== Set task ==
What follows are records. Restate all of them word for word.

◇ ◇ ◇ ◇ ◇

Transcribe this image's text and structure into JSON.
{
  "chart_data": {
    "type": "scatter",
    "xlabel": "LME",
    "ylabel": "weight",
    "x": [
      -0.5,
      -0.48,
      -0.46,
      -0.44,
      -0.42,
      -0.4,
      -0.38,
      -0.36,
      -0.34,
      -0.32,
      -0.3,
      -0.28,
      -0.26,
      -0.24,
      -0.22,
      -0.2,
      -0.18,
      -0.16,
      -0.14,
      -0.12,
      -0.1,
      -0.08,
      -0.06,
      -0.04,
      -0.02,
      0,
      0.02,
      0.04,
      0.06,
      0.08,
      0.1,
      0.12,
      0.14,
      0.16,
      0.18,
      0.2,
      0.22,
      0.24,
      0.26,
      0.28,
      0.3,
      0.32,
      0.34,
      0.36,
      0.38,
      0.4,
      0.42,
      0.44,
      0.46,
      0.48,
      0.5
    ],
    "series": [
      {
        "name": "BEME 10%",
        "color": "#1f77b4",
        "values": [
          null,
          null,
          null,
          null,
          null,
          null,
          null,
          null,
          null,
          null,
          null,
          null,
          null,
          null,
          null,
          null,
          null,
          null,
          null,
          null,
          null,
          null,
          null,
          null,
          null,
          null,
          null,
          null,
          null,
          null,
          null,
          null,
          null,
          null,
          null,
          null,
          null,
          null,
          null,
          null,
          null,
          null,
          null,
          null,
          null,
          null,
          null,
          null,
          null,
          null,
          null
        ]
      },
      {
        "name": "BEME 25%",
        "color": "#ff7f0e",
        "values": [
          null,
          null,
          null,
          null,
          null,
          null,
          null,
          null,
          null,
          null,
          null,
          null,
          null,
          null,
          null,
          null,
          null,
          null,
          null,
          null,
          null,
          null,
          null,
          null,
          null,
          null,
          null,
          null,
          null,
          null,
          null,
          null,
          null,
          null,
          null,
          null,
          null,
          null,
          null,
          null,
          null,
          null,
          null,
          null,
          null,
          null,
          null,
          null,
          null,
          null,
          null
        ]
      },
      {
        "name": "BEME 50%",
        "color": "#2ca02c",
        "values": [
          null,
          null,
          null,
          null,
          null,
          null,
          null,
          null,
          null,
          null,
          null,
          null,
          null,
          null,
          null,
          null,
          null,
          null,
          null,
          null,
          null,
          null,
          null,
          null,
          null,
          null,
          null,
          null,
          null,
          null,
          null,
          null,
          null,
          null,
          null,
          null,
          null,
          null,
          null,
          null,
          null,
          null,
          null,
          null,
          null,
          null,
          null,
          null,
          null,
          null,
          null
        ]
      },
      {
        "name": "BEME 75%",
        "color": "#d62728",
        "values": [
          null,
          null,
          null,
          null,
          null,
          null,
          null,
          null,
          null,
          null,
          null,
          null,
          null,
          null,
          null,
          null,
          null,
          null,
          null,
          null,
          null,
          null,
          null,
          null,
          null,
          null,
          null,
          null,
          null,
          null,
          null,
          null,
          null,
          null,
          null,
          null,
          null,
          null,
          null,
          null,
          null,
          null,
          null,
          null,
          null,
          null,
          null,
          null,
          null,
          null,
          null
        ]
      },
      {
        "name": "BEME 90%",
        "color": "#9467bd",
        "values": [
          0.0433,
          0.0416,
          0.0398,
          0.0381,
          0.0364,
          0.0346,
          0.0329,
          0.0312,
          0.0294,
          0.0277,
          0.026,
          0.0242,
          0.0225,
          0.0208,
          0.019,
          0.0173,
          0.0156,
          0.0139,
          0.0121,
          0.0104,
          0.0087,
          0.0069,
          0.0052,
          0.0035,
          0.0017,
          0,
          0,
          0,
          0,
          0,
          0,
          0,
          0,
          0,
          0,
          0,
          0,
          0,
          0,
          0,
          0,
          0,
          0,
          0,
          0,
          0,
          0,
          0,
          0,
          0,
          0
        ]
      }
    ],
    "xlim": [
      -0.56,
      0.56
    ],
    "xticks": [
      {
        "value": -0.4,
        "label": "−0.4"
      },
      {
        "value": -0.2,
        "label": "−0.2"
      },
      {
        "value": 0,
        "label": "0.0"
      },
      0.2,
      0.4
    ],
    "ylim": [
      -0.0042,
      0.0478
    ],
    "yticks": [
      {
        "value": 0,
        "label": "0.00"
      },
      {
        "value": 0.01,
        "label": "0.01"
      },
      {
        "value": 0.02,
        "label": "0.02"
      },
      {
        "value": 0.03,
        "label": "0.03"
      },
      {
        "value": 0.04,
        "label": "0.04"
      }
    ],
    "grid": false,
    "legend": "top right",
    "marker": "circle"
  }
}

◇ ◇ ◇ ◇ ◇

== Correct result ==
Transcribe this image's text and structure into JSON.
{
  "chart_data": {
    "type": "scatter",
    "xlabel": "LME",
    "ylabel": "weight",
    "x": [
      -0.5,
      -0.48,
      -0.46,
      -0.44,
      -0.42,
      -0.4,
      -0.38,
      -0.36,
      -0.34,
      -0.32,
      -0.3,
      -0.28,
      -0.26,
      -0.24,
      -0.22,
      -0.2,
      -0.18,
      -0.16,
      -0.14,
      -0.12,
      -0.1,
      -0.08,
      -0.06,
      -0.04,
      -0.02,
      0,
      0.02,
      0.04,
      0.06,
      0.08,
      0.1,
      0.12,
      0.14,
      0.16,
      0.18,
      0.2,
      0.22,
      0.24,
      0.26,
      0.28,
      0.3,
      0.32,
      0.34,
      0.36,
      0.38,
      0.4,
      0.42,
      0.44,
      0.46,
      0.48,
      0.5
    ],
    "series": [
      {
        "name": "BEME 10%",
        "color": "#1f77b4",
        "values": [
          null,
          null,
          null,
          null,
          null,
          null,
          null,
          null,
          null,
          null,
          null,
          null,
          null,
          null,
          null,
          null,
          null,
          null,
          null,
          null,
          null,
          null,
          null,
          null,
          null,
          null,
          null,
          null,
          null,
          null,
          null,
          null,
          null,
          null,
          null,
          null,
          null,
          null,
          null,
          null,
          null,
          null,
          null,
          null,
          null,
          null,
          null,
          null,
          null,
          null,
          null
        ]
      },
      {
        "name": "BEME 25%",
        "color": "#ff7f0e",
        "values": [
          null,
          null,
          null,
          null,
          null,
          null,
          null,
          null,
          null,
          null,
          null,
          null,
          null,
          null,
          null,
          null,
          null,
          null,
          null,
          null,
          null,
          null,
          null,
          null,
          null,
          null,
          null,
          null,
          null,
          null,
          null,
          null,
          null,
          null,
          null,
          null,
          null,
          null,
          null,
          null,
          null,
          null,
          null,
          null,
          null,
          null,
          null,
          null,
          null,
          null,
          null
        ]
      },
      {
        "name": "BEME 50%",
        "color": "#2ca02c",
        "values": [
          null,
          null,
          null,
          null,
          null,
          null,
          null,
          null,
          null,
          null,
          null,
          null,
          null,
          null,
          null,
          null,
          null,
          null,
          null,
          null,
          null,
          null,
          null,
          null,
          null,
          null,
          null,
          null,
          null,
          null,
          null,
          null,
          null,
          null,
          null,
          null,
          null,
          null,
          null,
          null,
          null,
          null,
          null,
          null,
          null,
          null,
          null,
          null,
          null,
          null,
          null
        ]
      },
      {
        "name": "BEME 75%",
        "color": "#d62728",
        "values": [
          null,
          null,
          null,
          null,
          null,
          null,
          null,
          null,
          null,
          null,
          null,
          null,
          null,
          null,
          null,
          null,
          null,
          null,
          null,
          null,
          null,
          null,
          null,
          null,
          null,
          null,
          null,
          null,
          null,
          null,
          null,
          null,
          null,
          null,
          null,
          null,
          null,
          null,
          null,
          null,
          null,
          null,
          null,
          null,
          null,
          null,
          null,
          null,
          null,
          null,
          null
        ]
      },
      {
        "name": "BEME 90%",
        "color": "#9467bd",
        "values": [
          0.0433,
          0.0416,
          0.0398,
          0.0381,
          0.0364,
          0.0346,
          0.0329,
          0.0312,
          0.0294,
          0.0277,
          0.026,
          0.0242,
          0.0225,
          0.0208,
          0.019,
          0.0173,
          0.0156,
          0.0139,
          0.0121,
          0.0104,
          0.0087,
          0.0069,
          0.0052,
          0.0035,
          0.0017,
          0,
          0,
          0,
          0,
          0,
          0,
          0,
          0,
          0,
          0,
          0,
          0,
          0,
          0,
          0,
          0,
          0,
          0,
          0,
          0,
          0,
          0,
          0,
          0,
          0,
          0
        ]
      }
    ],
    "xlim": [
      -0.56,
      0.56
    ],
    "xticks": [
      {
        "value": -0.4,
        "label": "−0.4"
      },
      {
        "value": -0.2,
        "label": "−0.2"
      },
      {
        "value": 0,
        "label": "0.0"
      },
      0.2,
      0.4
    ],
    "ylim": [
      -0.0042,
      0.0478
    ],
    "yticks": [
      {
        "value": 0,
        "label": "0.00"
      },
      {
        "value": 0.01,
        "label": "0.01"
      },
      {
        "value": 0.02,
        "label": "0.02"
      },
      {
        "value": 0.03,
        "label": "0.03"
      },
      {
        "value": 0.04,
        "label": "0.04"
      }
    ],
    "grid": false,
    "legend": "top right",
    "marker": "circle"
  }
}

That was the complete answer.